• [Work instructions]:
Output every entry exactly as written, but omit the pictures.

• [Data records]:
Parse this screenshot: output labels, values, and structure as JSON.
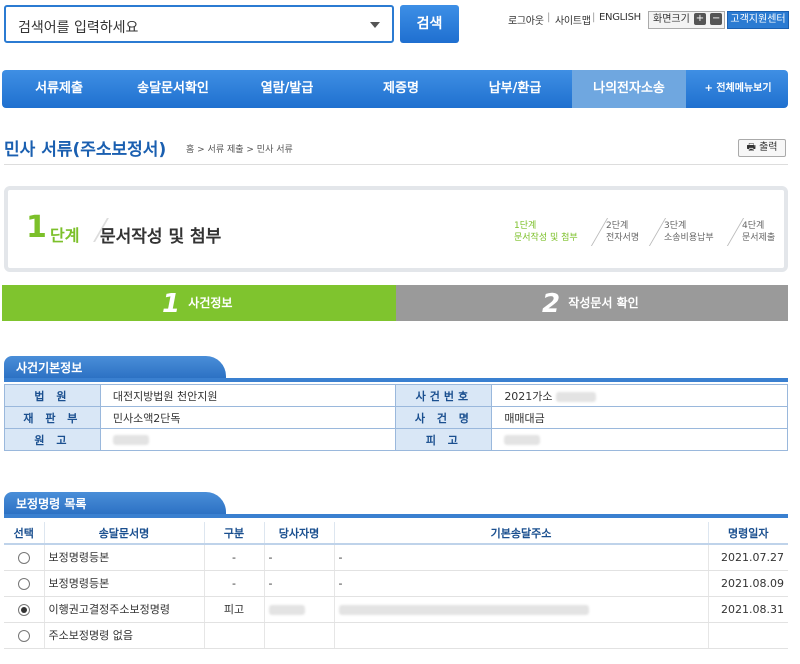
{
  "header": {
    "search_placeholder": "검색어를 입력하세요",
    "search_button": "검색",
    "util_links": [
      "로그아웃",
      "사이트맵",
      "ENGLISH"
    ],
    "zoom_label": "화면크기",
    "zoom_plus": "+",
    "zoom_minus": "−",
    "support_label": "고객지원센터"
  },
  "nav": {
    "items": [
      "서류제출",
      "송달문서확인",
      "열람/발급",
      "제증명",
      "납부/환급",
      "나의전자소송"
    ],
    "active_index": 5,
    "all_menu": "+ 전체메뉴보기"
  },
  "page": {
    "title": "민사 서류(주소보정서)",
    "breadcrumb": "홈 > 서류 제출 > 민사 서류",
    "print_label": "출력"
  },
  "step": {
    "number": "1",
    "word": "단계",
    "desc": "문서작성 및 첨부",
    "substeps": [
      {
        "top": "1단계",
        "bottom": "문서작성 및 첨부"
      },
      {
        "top": "2단계",
        "bottom": "전자서명"
      },
      {
        "top": "3단계",
        "bottom": "소송비용납부"
      },
      {
        "top": "4단계",
        "bottom": "문서제출"
      }
    ]
  },
  "tabs": [
    {
      "num": "1",
      "label": "사건정보"
    },
    {
      "num": "2",
      "label": "작성문서 확인"
    }
  ],
  "case_info": {
    "section_title": "사건기본정보",
    "rows": [
      {
        "h1": "법 원",
        "v1": "대전지방법원 천안지원",
        "h2": "사건번호",
        "v2": "2021가소"
      },
      {
        "h1": "재 판 부",
        "v1": "민사소액2단독",
        "h2": "사 건 명",
        "v2": "매매대금"
      },
      {
        "h1": "원 고",
        "v1": "",
        "h2": "피 고",
        "v2": ""
      }
    ]
  },
  "orders": {
    "section_title": "보정명령 목록",
    "columns": [
      "선택",
      "송달문서명",
      "구분",
      "당사자명",
      "기본송달주소",
      "명령일자"
    ],
    "rows": [
      {
        "selected": false,
        "name": "보정명령등본",
        "type": "-",
        "party": "-",
        "address": "-",
        "date": "2021.07.27"
      },
      {
        "selected": false,
        "name": "보정명령등본",
        "type": "-",
        "party": "-",
        "address": "-",
        "date": "2021.08.09"
      },
      {
        "selected": true,
        "name": "이행권고결정주소보정명령",
        "type": "피고",
        "party": "",
        "address": "",
        "date": "2021.08.31"
      },
      {
        "selected": false,
        "name": "주소보정명령 없음",
        "type": "",
        "party": "",
        "address": "",
        "date": ""
      }
    ]
  }
}
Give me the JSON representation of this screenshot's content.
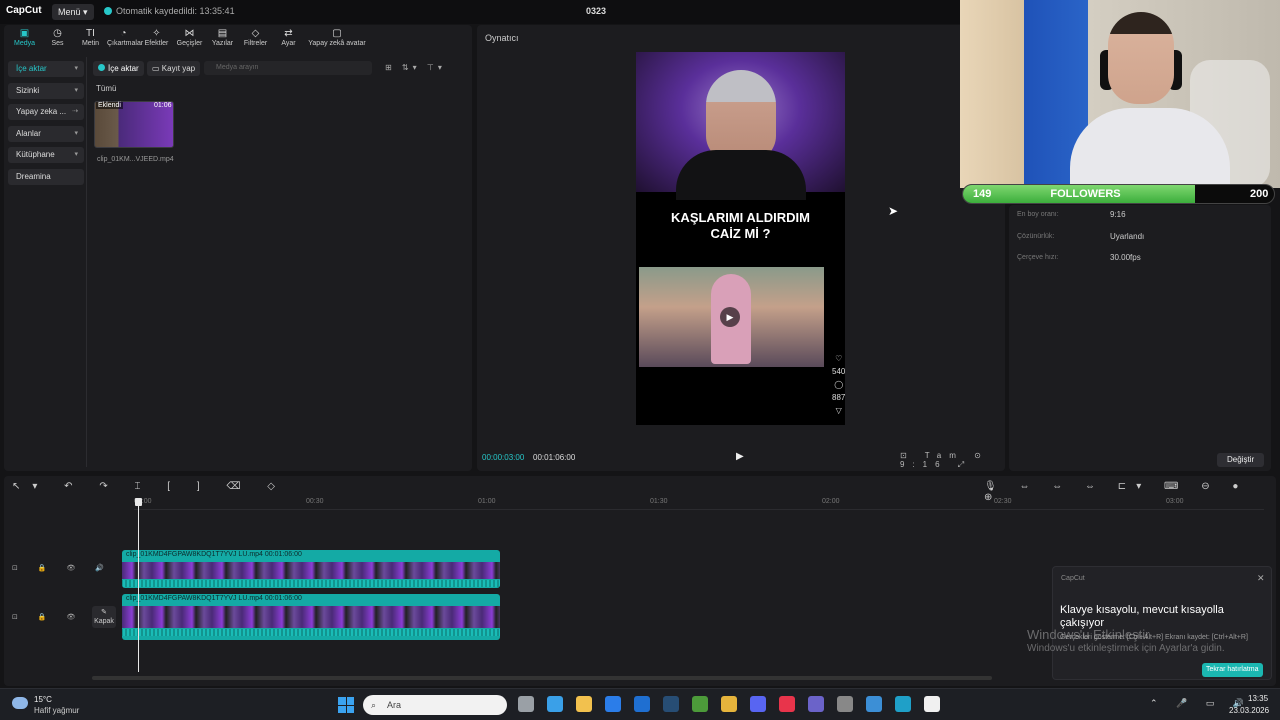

• [Result below]:
Parse this screenshot: output labels, values, and structure as JSON.
{
  "header": {
    "search_placeholder": "검색어를 입력하세요",
    "search_button": "검색",
    "util_links": [
      "로그아웃",
      "사이트맵",
      "ENGLISH"
    ],
    "zoom_label": "화면크기",
    "zoom_plus": "+",
    "zoom_minus": "−",
    "support_label": "고객지원센터"
  },
  "nav": {
    "items": [
      "서류제출",
      "송달문서확인",
      "열람/발급",
      "제증명",
      "납부/환급",
      "나의전자소송"
    ],
    "active_index": 5,
    "all_menu": "+ 전체메뉴보기"
  },
  "page": {
    "title": "민사 서류(주소보정서)",
    "breadcrumb": "홈 > 서류 제출 > 민사 서류",
    "print_label": "출력"
  },
  "step": {
    "number": "1",
    "word": "단계",
    "desc": "문서작성 및 첨부",
    "substeps": [
      {
        "top": "1단계",
        "bottom": "문서작성 및 첨부"
      },
      {
        "top": "2단계",
        "bottom": "전자서명"
      },
      {
        "top": "3단계",
        "bottom": "소송비용납부"
      },
      {
        "top": "4단계",
        "bottom": "문서제출"
      }
    ]
  },
  "tabs": [
    {
      "num": "1",
      "label": "사건정보"
    },
    {
      "num": "2",
      "label": "작성문서 확인"
    }
  ],
  "case_info": {
    "section_title": "사건기본정보",
    "rows": [
      {
        "h1": "법 원",
        "v1": "대전지방법원 천안지원",
        "h2": "사건번호",
        "v2": "2021가소"
      },
      {
        "h1": "재 판 부",
        "v1": "민사소액2단독",
        "h2": "사 건 명",
        "v2": "매매대금"
      },
      {
        "h1": "원 고",
        "v1": "",
        "h2": "피 고",
        "v2": ""
      }
    ]
  },
  "orders": {
    "section_title": "보정명령 목록",
    "columns": [
      "선택",
      "송달문서명",
      "구분",
      "당사자명",
      "기본송달주소",
      "명령일자"
    ],
    "rows": [
      {
        "selected": false,
        "name": "보정명령등본",
        "type": "-",
        "party": "-",
        "address": "-",
        "date": "2021.07.27"
      },
      {
        "selected": false,
        "name": "보정명령등본",
        "type": "-",
        "party": "-",
        "address": "-",
        "date": "2021.08.09"
      },
      {
        "selected": true,
        "name": "이행권고결정주소보정명령",
        "type": "피고",
        "party": "",
        "address": "",
        "date": "2021.08.31"
      },
      {
        "selected": false,
        "name": "주소보정명령 없음",
        "type": "",
        "party": "",
        "address": "",
        "date": ""
      }
    ]
  }
}
Give me the JSON representation of this screenshot's content.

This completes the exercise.